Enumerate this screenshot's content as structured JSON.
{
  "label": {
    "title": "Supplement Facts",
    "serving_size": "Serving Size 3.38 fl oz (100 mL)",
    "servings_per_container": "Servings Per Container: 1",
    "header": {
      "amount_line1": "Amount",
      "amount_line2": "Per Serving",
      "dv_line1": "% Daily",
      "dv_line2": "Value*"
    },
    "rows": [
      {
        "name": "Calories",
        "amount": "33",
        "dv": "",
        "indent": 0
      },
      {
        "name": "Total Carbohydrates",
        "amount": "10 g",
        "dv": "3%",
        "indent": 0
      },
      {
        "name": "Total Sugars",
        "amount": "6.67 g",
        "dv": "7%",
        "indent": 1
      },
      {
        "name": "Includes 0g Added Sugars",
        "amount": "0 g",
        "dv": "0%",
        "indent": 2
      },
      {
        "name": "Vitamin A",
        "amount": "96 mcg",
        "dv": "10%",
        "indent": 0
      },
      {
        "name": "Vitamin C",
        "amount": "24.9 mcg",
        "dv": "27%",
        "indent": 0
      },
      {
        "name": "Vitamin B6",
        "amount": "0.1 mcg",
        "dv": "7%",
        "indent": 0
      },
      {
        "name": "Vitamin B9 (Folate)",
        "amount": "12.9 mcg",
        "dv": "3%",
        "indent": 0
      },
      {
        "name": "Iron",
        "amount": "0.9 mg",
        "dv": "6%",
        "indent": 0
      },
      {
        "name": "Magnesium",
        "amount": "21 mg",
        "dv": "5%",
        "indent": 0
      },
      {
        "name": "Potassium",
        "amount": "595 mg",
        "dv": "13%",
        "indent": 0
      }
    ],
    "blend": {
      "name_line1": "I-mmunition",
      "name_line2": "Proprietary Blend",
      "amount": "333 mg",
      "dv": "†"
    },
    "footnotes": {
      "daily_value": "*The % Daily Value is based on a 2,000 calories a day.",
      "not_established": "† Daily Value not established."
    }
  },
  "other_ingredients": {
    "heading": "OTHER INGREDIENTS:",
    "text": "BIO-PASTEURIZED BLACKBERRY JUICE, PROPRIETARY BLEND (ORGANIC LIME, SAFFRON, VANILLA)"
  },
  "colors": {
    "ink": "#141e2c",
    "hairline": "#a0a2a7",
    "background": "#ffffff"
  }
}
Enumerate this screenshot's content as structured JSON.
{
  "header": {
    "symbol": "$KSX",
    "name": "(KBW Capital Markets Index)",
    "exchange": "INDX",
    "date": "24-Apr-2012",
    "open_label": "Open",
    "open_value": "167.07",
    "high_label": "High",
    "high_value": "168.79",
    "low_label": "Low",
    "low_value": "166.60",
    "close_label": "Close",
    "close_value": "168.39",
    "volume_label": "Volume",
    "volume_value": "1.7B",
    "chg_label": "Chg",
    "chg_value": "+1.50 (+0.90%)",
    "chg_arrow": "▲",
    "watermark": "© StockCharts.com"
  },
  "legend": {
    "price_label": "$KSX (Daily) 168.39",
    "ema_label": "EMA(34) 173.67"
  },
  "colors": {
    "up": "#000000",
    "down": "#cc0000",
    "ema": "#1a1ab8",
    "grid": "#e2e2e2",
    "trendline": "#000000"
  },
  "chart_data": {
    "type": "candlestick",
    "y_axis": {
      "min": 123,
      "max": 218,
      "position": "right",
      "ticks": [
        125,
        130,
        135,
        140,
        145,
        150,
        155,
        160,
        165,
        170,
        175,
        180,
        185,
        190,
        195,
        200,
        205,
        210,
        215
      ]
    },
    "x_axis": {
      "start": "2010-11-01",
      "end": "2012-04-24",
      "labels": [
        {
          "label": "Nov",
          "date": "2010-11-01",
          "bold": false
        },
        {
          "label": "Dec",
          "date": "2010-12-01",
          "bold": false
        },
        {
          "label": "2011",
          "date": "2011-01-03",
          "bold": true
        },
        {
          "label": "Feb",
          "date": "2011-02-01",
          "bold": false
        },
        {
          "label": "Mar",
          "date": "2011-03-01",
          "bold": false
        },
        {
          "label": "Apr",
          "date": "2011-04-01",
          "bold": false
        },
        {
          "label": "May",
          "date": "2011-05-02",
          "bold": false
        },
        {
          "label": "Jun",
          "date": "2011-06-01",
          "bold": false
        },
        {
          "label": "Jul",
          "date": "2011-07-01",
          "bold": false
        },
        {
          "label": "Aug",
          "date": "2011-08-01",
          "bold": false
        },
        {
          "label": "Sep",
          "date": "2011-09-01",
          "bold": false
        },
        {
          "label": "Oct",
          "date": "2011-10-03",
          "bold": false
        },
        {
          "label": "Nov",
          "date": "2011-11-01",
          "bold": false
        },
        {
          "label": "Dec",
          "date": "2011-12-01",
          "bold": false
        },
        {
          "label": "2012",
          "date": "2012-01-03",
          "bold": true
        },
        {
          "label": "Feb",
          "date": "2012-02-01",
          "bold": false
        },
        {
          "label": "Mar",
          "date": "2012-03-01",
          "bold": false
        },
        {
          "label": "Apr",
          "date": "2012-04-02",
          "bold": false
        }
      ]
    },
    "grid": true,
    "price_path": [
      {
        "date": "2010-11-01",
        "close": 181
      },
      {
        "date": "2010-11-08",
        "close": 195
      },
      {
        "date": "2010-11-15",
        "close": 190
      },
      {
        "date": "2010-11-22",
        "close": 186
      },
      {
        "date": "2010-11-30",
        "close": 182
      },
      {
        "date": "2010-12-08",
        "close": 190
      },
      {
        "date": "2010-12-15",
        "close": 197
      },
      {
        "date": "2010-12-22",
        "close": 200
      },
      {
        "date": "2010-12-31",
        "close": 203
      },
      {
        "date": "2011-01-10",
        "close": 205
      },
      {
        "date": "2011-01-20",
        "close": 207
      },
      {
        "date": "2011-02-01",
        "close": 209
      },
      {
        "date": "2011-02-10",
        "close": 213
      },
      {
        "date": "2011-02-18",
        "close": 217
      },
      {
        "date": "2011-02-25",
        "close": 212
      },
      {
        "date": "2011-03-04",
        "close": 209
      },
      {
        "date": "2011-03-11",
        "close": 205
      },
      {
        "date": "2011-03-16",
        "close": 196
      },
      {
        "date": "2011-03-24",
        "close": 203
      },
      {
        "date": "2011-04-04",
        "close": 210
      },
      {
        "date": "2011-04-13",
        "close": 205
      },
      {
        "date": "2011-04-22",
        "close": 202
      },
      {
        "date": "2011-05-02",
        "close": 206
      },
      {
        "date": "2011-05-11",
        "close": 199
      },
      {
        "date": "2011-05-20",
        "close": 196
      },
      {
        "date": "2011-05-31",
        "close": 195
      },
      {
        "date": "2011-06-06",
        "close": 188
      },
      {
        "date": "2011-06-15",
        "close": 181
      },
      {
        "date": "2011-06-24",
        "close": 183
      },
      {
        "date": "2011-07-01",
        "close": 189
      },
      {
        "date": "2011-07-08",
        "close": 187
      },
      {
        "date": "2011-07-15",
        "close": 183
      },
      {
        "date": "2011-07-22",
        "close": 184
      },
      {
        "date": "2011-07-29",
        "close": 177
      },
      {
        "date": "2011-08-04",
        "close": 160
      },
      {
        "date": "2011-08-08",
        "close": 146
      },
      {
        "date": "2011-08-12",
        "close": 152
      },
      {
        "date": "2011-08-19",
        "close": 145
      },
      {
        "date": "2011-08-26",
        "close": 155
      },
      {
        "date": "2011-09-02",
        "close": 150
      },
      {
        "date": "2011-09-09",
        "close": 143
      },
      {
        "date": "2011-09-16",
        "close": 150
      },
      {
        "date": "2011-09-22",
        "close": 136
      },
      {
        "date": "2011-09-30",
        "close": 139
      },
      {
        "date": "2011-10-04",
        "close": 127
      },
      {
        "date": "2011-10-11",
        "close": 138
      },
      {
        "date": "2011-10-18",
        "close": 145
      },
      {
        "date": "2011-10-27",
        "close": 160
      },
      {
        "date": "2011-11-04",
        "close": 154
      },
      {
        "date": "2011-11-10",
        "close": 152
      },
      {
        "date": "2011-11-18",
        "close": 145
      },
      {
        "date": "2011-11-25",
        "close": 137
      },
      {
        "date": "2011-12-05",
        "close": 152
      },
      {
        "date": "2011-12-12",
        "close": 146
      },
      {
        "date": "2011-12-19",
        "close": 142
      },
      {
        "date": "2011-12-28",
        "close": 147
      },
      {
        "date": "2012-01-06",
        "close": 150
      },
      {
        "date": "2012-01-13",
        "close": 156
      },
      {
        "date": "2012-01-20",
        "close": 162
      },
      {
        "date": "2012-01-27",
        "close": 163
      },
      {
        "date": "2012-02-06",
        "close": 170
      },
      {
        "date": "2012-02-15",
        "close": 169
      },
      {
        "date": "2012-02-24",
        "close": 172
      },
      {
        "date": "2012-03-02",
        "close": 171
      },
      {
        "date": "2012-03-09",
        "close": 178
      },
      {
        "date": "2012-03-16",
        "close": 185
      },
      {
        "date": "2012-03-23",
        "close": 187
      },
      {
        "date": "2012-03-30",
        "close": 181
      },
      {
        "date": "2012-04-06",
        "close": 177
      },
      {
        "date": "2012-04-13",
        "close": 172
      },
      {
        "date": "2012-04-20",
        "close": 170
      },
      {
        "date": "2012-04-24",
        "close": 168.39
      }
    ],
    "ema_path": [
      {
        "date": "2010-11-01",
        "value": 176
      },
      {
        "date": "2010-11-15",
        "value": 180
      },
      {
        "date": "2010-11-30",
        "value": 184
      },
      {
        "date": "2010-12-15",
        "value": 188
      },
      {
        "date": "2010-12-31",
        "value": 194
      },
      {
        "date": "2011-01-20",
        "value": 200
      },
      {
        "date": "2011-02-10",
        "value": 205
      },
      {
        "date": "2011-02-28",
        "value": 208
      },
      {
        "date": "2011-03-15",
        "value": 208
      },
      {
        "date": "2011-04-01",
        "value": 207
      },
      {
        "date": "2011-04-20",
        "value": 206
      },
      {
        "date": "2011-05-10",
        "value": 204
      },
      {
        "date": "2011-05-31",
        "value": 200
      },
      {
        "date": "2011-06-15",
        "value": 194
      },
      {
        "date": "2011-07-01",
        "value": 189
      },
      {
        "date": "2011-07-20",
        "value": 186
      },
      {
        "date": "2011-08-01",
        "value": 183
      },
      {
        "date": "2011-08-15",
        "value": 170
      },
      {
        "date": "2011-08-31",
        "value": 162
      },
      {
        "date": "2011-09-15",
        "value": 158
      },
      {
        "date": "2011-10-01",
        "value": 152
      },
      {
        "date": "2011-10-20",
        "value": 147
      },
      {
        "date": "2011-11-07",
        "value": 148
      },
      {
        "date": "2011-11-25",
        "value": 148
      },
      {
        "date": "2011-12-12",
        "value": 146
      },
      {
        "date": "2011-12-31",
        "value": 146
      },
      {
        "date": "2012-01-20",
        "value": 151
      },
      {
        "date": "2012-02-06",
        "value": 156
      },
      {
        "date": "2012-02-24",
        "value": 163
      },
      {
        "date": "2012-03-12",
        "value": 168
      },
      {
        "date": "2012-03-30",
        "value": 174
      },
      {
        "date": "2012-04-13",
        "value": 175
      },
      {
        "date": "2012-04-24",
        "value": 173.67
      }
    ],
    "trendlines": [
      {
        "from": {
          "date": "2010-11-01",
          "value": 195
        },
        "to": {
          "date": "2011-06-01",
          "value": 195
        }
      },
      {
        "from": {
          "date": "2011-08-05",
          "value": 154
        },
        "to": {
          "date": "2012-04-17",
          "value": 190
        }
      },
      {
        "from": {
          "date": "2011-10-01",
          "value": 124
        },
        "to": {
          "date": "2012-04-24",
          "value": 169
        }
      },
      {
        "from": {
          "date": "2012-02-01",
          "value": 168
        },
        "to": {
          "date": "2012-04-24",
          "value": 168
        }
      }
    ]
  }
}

TASK INSTRUCTIONS.
Filter the records above and return every line that holds the word "Daily".

SOLUTION FOR THIS TASK.
      "dv_line1": "% Daily",
      "daily_value": "*The % Daily Value is based on a 2,000 calories a day.",
      "not_established": "† Daily Value not established."
    "price_label": "$KSX (Daily) 168.39",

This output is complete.